--- PROBLEM STATEMENT ---
Find each line with the string "sticky" and report it.

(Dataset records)
***
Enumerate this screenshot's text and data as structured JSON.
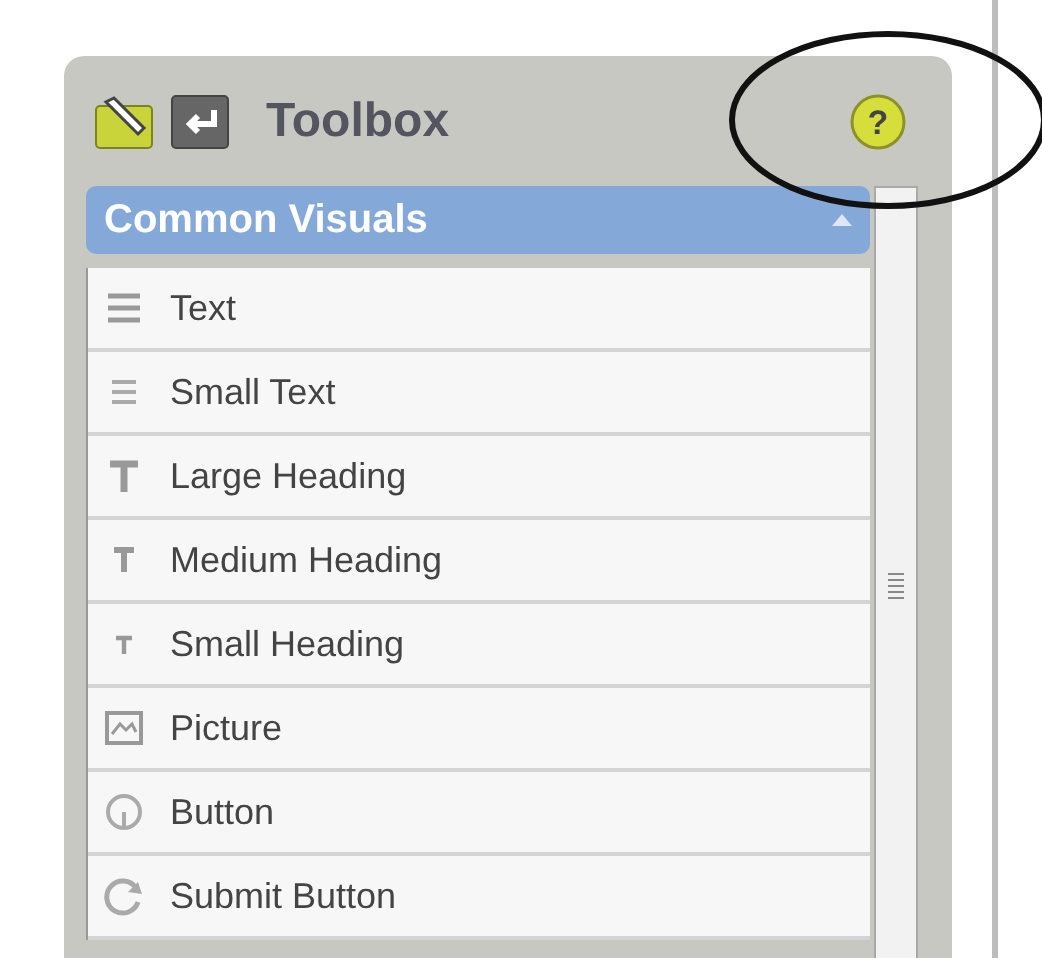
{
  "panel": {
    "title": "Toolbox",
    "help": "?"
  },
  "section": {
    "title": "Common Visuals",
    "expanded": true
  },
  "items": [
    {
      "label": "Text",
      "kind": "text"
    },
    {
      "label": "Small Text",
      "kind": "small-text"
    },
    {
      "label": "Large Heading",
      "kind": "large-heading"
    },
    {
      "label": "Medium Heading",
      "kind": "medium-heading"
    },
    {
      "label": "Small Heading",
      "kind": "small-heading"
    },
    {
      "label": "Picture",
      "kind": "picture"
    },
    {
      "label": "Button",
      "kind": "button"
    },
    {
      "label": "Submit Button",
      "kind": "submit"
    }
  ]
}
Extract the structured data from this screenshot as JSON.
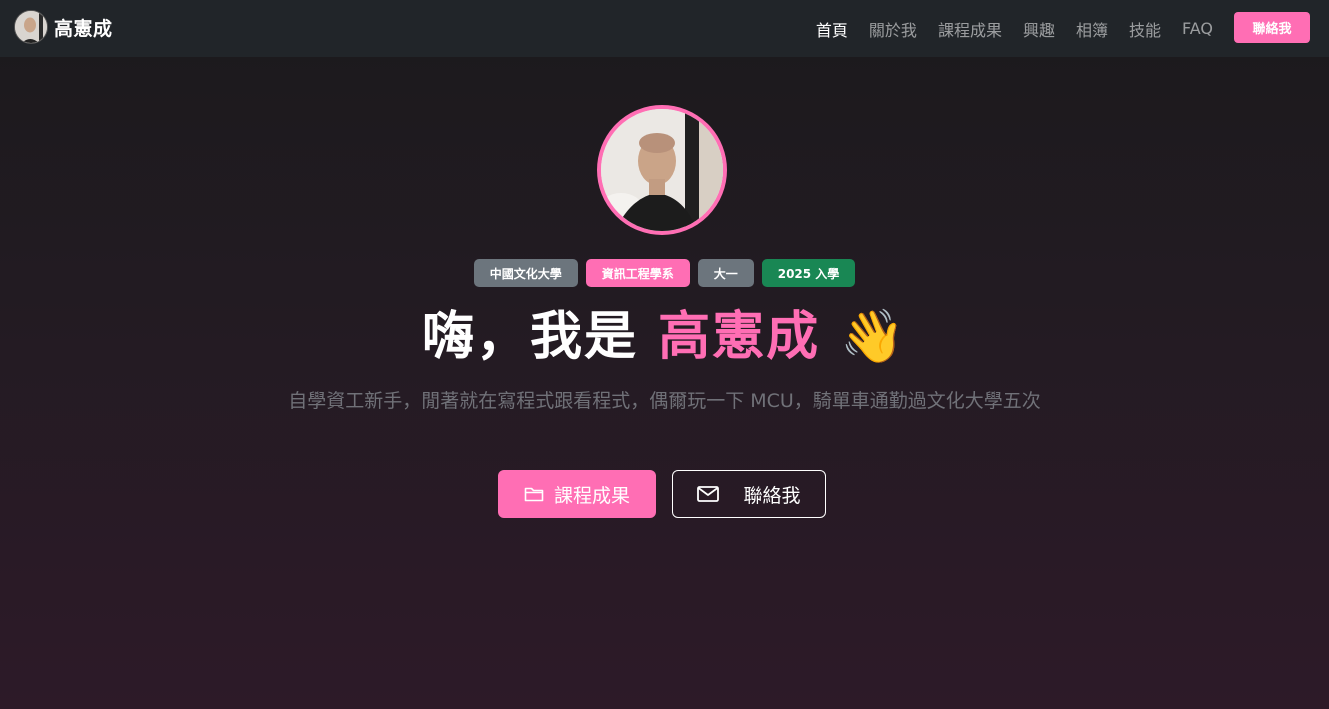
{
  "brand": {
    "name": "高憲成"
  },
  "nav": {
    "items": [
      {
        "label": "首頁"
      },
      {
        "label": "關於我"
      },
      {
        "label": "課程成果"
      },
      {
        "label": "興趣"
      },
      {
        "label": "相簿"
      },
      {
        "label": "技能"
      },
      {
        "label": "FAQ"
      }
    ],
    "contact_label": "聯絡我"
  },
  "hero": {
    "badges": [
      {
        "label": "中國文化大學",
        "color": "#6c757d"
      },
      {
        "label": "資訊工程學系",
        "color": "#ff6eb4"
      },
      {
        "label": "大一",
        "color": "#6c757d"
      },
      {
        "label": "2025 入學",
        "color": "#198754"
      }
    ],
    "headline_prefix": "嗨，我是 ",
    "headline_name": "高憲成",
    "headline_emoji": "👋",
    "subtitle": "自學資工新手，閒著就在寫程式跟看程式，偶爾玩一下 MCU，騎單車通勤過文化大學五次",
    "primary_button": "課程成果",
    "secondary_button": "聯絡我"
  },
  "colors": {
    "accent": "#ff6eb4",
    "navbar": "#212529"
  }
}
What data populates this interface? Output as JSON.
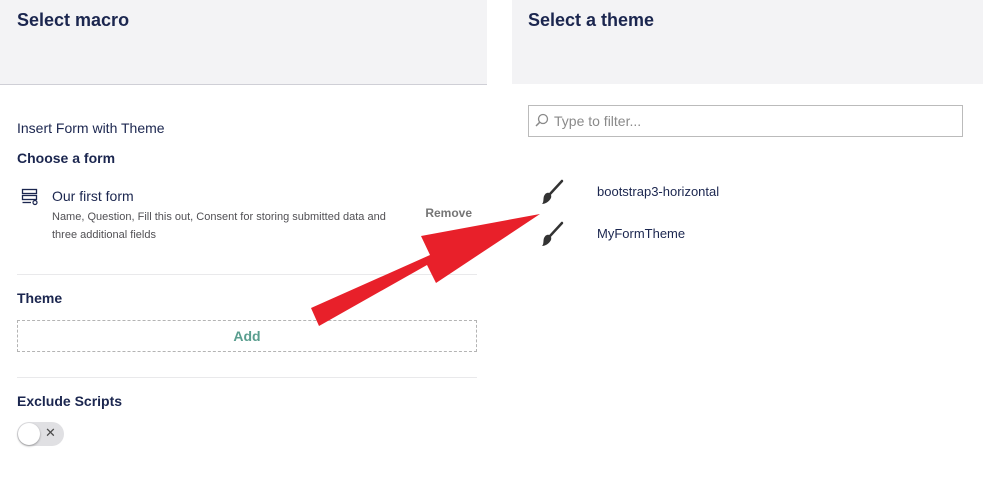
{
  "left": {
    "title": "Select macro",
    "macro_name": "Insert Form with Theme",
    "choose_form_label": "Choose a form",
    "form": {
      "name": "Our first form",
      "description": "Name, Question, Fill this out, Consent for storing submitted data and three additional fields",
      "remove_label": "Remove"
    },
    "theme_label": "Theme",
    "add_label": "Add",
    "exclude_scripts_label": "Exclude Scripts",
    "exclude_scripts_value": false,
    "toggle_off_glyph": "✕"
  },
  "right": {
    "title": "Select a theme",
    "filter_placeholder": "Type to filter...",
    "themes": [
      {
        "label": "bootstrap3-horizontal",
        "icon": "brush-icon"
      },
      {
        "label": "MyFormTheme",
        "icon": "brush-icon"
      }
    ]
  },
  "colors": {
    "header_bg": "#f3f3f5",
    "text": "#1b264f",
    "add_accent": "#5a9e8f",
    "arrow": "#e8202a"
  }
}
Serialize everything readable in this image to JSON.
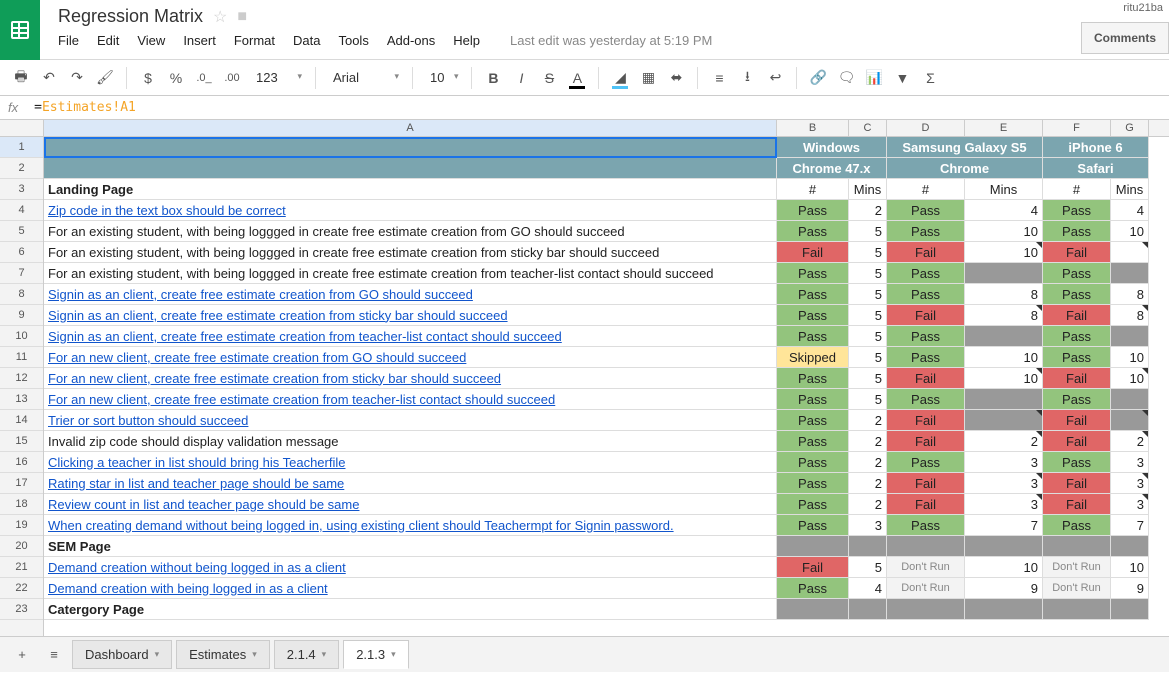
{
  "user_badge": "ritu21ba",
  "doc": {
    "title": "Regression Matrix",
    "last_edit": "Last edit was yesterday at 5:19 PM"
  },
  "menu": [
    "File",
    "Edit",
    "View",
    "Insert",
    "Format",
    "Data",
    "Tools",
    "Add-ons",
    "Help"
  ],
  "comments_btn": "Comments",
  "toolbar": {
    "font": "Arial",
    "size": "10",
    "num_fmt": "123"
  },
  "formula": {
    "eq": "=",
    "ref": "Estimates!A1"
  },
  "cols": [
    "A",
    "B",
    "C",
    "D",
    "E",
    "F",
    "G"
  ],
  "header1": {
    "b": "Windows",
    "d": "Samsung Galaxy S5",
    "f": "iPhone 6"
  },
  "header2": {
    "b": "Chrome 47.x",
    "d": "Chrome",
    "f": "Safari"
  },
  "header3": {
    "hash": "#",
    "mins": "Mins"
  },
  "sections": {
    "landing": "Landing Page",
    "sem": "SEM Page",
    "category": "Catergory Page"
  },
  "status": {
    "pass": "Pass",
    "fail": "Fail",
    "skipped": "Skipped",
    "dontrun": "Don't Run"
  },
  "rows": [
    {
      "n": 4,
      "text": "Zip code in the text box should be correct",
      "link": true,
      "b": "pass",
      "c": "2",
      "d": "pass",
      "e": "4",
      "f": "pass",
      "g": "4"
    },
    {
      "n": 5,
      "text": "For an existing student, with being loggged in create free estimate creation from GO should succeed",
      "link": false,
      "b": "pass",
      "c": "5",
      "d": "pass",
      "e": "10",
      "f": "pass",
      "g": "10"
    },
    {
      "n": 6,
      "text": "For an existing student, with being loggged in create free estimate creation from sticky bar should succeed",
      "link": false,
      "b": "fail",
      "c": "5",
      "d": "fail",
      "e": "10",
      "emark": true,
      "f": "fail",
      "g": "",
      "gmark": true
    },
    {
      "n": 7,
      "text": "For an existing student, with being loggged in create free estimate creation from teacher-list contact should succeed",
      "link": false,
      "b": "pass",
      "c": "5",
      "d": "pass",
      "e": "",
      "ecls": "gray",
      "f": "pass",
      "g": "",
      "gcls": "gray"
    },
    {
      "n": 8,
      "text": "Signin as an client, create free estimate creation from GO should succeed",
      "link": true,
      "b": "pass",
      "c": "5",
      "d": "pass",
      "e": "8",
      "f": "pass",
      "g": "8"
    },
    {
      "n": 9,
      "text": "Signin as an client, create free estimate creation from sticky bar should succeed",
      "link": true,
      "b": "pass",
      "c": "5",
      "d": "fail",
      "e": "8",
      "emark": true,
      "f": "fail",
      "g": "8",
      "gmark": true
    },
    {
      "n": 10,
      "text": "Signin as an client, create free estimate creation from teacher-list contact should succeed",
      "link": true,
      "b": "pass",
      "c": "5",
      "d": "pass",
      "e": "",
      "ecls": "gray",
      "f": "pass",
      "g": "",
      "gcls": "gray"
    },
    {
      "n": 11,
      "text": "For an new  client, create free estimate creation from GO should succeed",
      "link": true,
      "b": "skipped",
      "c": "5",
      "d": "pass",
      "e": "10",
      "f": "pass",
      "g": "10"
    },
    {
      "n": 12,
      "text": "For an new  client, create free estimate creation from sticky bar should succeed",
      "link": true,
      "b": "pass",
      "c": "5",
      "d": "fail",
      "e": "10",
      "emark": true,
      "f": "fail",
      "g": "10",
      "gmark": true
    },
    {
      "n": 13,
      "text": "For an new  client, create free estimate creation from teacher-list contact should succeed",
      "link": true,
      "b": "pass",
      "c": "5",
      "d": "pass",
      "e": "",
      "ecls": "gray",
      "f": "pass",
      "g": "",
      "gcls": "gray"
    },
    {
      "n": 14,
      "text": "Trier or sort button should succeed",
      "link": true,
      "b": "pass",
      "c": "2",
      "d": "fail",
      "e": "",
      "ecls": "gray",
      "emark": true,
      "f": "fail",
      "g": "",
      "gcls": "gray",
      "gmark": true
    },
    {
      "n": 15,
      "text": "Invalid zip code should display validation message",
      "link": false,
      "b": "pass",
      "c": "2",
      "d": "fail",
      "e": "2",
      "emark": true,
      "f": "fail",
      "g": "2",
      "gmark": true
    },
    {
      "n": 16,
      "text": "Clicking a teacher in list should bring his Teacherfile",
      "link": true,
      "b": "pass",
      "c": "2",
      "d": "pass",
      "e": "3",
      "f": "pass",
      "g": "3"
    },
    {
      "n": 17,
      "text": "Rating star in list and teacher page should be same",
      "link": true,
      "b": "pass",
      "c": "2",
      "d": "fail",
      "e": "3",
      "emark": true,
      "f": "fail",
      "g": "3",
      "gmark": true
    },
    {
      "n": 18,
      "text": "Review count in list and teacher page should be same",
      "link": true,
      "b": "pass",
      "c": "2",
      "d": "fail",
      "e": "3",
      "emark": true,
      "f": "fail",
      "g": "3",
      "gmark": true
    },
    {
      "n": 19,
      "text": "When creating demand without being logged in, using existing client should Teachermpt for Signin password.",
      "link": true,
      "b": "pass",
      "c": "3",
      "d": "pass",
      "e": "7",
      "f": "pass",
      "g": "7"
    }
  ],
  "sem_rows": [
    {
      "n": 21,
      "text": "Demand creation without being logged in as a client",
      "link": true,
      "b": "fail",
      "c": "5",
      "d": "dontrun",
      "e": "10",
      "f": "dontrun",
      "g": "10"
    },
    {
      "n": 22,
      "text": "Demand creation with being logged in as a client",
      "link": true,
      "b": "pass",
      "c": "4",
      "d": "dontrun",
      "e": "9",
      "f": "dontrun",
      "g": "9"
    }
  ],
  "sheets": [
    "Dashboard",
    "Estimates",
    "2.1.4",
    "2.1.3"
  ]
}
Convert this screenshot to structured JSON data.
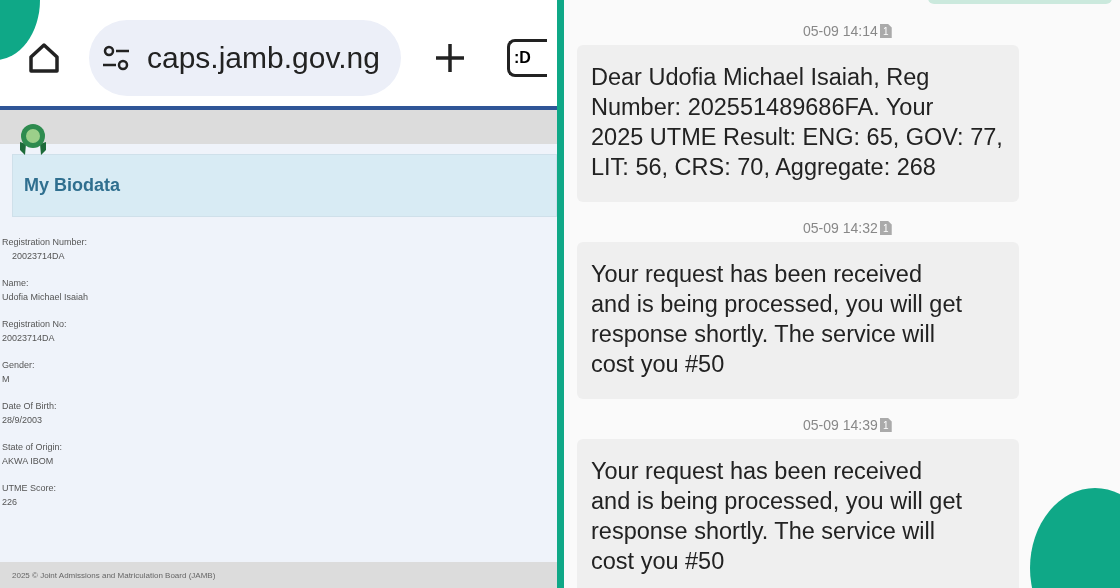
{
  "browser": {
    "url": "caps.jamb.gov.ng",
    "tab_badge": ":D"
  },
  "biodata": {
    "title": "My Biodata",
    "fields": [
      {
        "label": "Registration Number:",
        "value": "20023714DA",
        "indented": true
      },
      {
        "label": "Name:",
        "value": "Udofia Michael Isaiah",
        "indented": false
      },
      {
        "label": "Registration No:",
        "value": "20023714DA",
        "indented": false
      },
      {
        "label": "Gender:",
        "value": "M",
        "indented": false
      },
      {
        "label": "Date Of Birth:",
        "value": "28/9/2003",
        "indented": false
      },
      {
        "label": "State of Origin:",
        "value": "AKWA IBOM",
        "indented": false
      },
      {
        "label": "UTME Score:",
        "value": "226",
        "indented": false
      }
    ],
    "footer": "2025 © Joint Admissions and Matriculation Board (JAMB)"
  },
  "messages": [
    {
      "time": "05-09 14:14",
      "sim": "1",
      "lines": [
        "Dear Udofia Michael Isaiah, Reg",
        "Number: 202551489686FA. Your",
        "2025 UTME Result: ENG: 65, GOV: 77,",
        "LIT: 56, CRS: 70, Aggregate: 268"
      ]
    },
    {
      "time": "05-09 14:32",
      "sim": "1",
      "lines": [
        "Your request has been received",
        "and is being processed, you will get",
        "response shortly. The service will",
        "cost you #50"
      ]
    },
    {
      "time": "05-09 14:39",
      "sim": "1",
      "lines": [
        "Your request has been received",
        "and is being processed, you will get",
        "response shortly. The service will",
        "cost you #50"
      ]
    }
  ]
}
***
--- PROBLEM SOLUTION ---
      "text": "For an existing student, with being loggged in create free estimate creation from sticky bar should succeed",
      "text": "Signin as an client, create free estimate creation from sticky bar should succeed",
      "text": "For an new  client, create free estimate creation from sticky bar should succeed",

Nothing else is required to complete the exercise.